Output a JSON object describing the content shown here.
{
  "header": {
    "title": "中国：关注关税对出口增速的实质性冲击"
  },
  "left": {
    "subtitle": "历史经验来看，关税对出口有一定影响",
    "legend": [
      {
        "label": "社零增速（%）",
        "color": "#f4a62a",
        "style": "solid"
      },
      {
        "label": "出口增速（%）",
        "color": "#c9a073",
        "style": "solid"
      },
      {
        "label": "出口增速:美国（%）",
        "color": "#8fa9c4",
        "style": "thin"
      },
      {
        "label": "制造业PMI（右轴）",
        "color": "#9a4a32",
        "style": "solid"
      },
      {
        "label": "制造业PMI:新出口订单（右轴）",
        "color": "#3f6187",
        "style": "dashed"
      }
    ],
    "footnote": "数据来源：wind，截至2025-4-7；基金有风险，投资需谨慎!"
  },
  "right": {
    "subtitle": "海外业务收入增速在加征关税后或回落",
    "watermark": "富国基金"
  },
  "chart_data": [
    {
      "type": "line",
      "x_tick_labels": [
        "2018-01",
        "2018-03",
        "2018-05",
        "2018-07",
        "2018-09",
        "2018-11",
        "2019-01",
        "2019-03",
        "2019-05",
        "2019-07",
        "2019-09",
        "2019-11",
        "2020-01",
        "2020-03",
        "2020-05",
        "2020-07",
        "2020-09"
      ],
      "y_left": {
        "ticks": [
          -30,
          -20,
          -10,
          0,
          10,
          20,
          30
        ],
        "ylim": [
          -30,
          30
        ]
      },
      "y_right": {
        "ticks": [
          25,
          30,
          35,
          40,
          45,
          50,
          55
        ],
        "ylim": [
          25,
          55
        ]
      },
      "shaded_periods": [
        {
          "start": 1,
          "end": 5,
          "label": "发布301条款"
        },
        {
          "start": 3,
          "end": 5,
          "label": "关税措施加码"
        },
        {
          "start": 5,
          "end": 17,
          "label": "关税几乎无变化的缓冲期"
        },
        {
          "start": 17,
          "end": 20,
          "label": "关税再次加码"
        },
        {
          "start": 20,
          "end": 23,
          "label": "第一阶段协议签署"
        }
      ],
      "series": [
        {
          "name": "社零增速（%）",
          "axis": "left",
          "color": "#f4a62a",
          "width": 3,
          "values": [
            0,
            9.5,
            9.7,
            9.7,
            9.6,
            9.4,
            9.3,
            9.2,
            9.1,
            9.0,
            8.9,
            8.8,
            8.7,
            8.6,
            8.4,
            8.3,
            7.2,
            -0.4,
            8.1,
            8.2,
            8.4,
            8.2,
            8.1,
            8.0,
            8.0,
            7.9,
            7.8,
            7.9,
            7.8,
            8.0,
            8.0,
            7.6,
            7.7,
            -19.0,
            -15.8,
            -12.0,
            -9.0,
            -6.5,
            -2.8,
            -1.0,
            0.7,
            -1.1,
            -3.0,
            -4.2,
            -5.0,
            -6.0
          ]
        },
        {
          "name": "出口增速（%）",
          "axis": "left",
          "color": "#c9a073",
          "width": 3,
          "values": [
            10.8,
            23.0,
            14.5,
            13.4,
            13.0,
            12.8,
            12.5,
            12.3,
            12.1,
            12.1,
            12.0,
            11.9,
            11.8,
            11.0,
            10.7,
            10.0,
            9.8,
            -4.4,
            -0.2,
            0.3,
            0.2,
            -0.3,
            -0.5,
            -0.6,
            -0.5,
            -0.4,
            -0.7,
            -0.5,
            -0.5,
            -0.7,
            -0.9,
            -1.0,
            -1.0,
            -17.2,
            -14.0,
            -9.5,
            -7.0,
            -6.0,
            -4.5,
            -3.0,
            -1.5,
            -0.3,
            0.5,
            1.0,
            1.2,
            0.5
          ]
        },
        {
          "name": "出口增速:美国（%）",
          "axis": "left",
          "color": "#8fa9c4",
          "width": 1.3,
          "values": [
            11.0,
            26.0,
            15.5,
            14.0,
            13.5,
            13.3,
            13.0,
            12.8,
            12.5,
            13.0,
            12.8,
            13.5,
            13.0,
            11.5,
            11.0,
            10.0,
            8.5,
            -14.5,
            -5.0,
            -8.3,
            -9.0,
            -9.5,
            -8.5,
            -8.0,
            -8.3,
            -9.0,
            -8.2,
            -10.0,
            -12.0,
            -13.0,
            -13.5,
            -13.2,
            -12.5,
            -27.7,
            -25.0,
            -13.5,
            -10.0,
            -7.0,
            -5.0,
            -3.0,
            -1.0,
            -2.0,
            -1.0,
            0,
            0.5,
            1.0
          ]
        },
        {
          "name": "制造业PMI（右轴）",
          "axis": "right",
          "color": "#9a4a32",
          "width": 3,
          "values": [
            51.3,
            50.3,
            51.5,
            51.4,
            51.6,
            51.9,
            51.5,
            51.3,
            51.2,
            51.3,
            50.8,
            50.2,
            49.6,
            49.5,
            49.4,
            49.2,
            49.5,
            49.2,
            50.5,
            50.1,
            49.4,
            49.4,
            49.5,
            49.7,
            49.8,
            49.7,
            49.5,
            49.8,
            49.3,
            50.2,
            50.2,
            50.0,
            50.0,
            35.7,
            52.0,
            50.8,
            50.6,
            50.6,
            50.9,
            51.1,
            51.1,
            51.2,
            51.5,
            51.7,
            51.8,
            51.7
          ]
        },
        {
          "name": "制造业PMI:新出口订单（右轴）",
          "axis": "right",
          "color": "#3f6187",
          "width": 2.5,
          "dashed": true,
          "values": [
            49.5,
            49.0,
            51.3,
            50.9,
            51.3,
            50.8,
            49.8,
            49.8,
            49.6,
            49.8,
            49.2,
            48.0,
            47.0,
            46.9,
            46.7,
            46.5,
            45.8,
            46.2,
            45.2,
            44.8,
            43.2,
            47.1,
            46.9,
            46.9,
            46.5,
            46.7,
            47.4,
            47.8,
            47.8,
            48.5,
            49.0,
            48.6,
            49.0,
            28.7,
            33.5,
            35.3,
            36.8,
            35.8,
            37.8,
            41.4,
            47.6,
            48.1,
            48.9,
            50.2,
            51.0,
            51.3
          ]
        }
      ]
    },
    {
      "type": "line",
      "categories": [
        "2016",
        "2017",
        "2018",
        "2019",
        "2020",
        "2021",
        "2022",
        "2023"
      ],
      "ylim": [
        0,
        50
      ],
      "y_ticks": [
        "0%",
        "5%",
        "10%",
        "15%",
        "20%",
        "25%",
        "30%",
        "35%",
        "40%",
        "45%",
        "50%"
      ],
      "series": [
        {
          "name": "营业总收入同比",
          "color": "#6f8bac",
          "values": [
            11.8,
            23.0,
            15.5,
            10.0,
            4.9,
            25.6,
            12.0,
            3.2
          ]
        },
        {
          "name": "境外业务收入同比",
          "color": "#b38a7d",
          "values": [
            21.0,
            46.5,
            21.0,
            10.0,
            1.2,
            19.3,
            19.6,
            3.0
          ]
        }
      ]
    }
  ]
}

● ● ● ●

**What is required:**
Restate the listing in full, word for word.

**Result for this exercise:**
Output a JSON object describing the content shown here.
{
  "header": {
    "title": "中国：关注关税对出口增速的实质性冲击"
  },
  "left": {
    "subtitle": "历史经验来看，关税对出口有一定影响",
    "legend": [
      {
        "label": "社零增速（%）",
        "color": "#f4a62a",
        "style": "solid"
      },
      {
        "label": "出口增速（%）",
        "color": "#c9a073",
        "style": "solid"
      },
      {
        "label": "出口增速:美国（%）",
        "color": "#8fa9c4",
        "style": "thin"
      },
      {
        "label": "制造业PMI（右轴）",
        "color": "#9a4a32",
        "style": "solid"
      },
      {
        "label": "制造业PMI:新出口订单（右轴）",
        "color": "#3f6187",
        "style": "dashed"
      }
    ],
    "footnote": "数据来源：wind，截至2025-4-7；基金有风险，投资需谨慎!"
  },
  "right": {
    "subtitle": "海外业务收入增速在加征关税后或回落",
    "watermark": "富国基金"
  },
  "chart_data": [
    {
      "type": "line",
      "x_tick_labels": [
        "2018-01",
        "2018-03",
        "2018-05",
        "2018-07",
        "2018-09",
        "2018-11",
        "2019-01",
        "2019-03",
        "2019-05",
        "2019-07",
        "2019-09",
        "2019-11",
        "2020-01",
        "2020-03",
        "2020-05",
        "2020-07",
        "2020-09"
      ],
      "y_left": {
        "ticks": [
          -30,
          -20,
          -10,
          0,
          10,
          20,
          30
        ],
        "ylim": [
          -30,
          30
        ]
      },
      "y_right": {
        "ticks": [
          25,
          30,
          35,
          40,
          45,
          50,
          55
        ],
        "ylim": [
          25,
          55
        ]
      },
      "shaded_periods": [
        {
          "start": 1,
          "end": 5,
          "label": "发布301条款"
        },
        {
          "start": 3,
          "end": 5,
          "label": "关税措施加码"
        },
        {
          "start": 5,
          "end": 17,
          "label": "关税几乎无变化的缓冲期"
        },
        {
          "start": 17,
          "end": 20,
          "label": "关税再次加码"
        },
        {
          "start": 20,
          "end": 23,
          "label": "第一阶段协议签署"
        }
      ],
      "series": [
        {
          "name": "社零增速（%）",
          "axis": "left",
          "color": "#f4a62a",
          "width": 3,
          "values": [
            0,
            9.5,
            9.7,
            9.7,
            9.6,
            9.4,
            9.3,
            9.2,
            9.1,
            9.0,
            8.9,
            8.8,
            8.7,
            8.6,
            8.4,
            8.3,
            7.2,
            -0.4,
            8.1,
            8.2,
            8.4,
            8.2,
            8.1,
            8.0,
            8.0,
            7.9,
            7.8,
            7.9,
            7.8,
            8.0,
            8.0,
            7.6,
            7.7,
            -19.0,
            -15.8,
            -12.0,
            -9.0,
            -6.5,
            -2.8,
            -1.0,
            0.7,
            -1.1,
            -3.0,
            -4.2,
            -5.0,
            -6.0
          ]
        },
        {
          "name": "出口增速（%）",
          "axis": "left",
          "color": "#c9a073",
          "width": 3,
          "values": [
            10.8,
            23.0,
            14.5,
            13.4,
            13.0,
            12.8,
            12.5,
            12.3,
            12.1,
            12.1,
            12.0,
            11.9,
            11.8,
            11.0,
            10.7,
            10.0,
            9.8,
            -4.4,
            -0.2,
            0.3,
            0.2,
            -0.3,
            -0.5,
            -0.6,
            -0.5,
            -0.4,
            -0.7,
            -0.5,
            -0.5,
            -0.7,
            -0.9,
            -1.0,
            -1.0,
            -17.2,
            -14.0,
            -9.5,
            -7.0,
            -6.0,
            -4.5,
            -3.0,
            -1.5,
            -0.3,
            0.5,
            1.0,
            1.2,
            0.5
          ]
        },
        {
          "name": "出口增速:美国（%）",
          "axis": "left",
          "color": "#8fa9c4",
          "width": 1.3,
          "values": [
            11.0,
            26.0,
            15.5,
            14.0,
            13.5,
            13.3,
            13.0,
            12.8,
            12.5,
            13.0,
            12.8,
            13.5,
            13.0,
            11.5,
            11.0,
            10.0,
            8.5,
            -14.5,
            -5.0,
            -8.3,
            -9.0,
            -9.5,
            -8.5,
            -8.0,
            -8.3,
            -9.0,
            -8.2,
            -10.0,
            -12.0,
            -13.0,
            -13.5,
            -13.2,
            -12.5,
            -27.7,
            -25.0,
            -13.5,
            -10.0,
            -7.0,
            -5.0,
            -3.0,
            -1.0,
            -2.0,
            -1.0,
            0,
            0.5,
            1.0
          ]
        },
        {
          "name": "制造业PMI（右轴）",
          "axis": "right",
          "color": "#9a4a32",
          "width": 3,
          "values": [
            51.3,
            50.3,
            51.5,
            51.4,
            51.6,
            51.9,
            51.5,
            51.3,
            51.2,
            51.3,
            50.8,
            50.2,
            49.6,
            49.5,
            49.4,
            49.2,
            49.5,
            49.2,
            50.5,
            50.1,
            49.4,
            49.4,
            49.5,
            49.7,
            49.8,
            49.7,
            49.5,
            49.8,
            49.3,
            50.2,
            50.2,
            50.0,
            50.0,
            35.7,
            52.0,
            50.8,
            50.6,
            50.6,
            50.9,
            51.1,
            51.1,
            51.2,
            51.5,
            51.7,
            51.8,
            51.7
          ]
        },
        {
          "name": "制造业PMI:新出口订单（右轴）",
          "axis": "right",
          "color": "#3f6187",
          "width": 2.5,
          "dashed": true,
          "values": [
            49.5,
            49.0,
            51.3,
            50.9,
            51.3,
            50.8,
            49.8,
            49.8,
            49.6,
            49.8,
            49.2,
            48.0,
            47.0,
            46.9,
            46.7,
            46.5,
            45.8,
            46.2,
            45.2,
            44.8,
            43.2,
            47.1,
            46.9,
            46.9,
            46.5,
            46.7,
            47.4,
            47.8,
            47.8,
            48.5,
            49.0,
            48.6,
            49.0,
            28.7,
            33.5,
            35.3,
            36.8,
            35.8,
            37.8,
            41.4,
            47.6,
            48.1,
            48.9,
            50.2,
            51.0,
            51.3
          ]
        }
      ]
    },
    {
      "type": "line",
      "categories": [
        "2016",
        "2017",
        "2018",
        "2019",
        "2020",
        "2021",
        "2022",
        "2023"
      ],
      "ylim": [
        0,
        50
      ],
      "y_ticks": [
        "0%",
        "5%",
        "10%",
        "15%",
        "20%",
        "25%",
        "30%",
        "35%",
        "40%",
        "45%",
        "50%"
      ],
      "series": [
        {
          "name": "营业总收入同比",
          "color": "#6f8bac",
          "values": [
            11.8,
            23.0,
            15.5,
            10.0,
            4.9,
            25.6,
            12.0,
            3.2
          ]
        },
        {
          "name": "境外业务收入同比",
          "color": "#b38a7d",
          "values": [
            21.0,
            46.5,
            21.0,
            10.0,
            1.2,
            19.3,
            19.6,
            3.0
          ]
        }
      ]
    }
  ]
}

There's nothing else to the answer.